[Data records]
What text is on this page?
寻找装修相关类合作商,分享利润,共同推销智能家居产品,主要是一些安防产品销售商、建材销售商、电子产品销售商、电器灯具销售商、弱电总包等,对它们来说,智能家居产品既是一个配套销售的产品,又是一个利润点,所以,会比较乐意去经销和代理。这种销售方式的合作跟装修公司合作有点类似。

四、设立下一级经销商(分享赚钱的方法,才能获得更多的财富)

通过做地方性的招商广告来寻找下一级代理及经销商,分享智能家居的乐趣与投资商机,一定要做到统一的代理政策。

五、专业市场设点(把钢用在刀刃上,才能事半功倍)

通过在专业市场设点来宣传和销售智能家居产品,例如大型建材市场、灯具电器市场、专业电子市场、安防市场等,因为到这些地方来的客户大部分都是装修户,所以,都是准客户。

## Challenge
Write out the records shown above, exactly as they appear.

## Exercise output
What text is on this page?
寻找装修相关类合作商,分享利润,共同推销智能家居产品,主要是一些安防产品销售商、建材销售商、电子产品销售商、电器灯具销售商、弱电总包等,对它们来说,智能家居产品既是一个配套销售的产品,又是一个利润点,所以,会比较乐意去经销和代理。这种销售方式的合作跟装修公司合作有点类似。

四、设立下一级经销商(分享赚钱的方法,才能获得更多的财富)

通过做地方性的招商广告来寻找下一级代理及经销商,分享智能家居的乐趣与投资商机,一定要做到统一的代理政策。

五、专业市场设点(把钢用在刀刃上,才能事半功倍)

通过在专业市场设点来宣传和销售智能家居产品,例如大型建材市场、灯具电器市场、专业电子市场、安防市场等,因为到这些地方来的客户大部分都是装修户,所以,都是准客户。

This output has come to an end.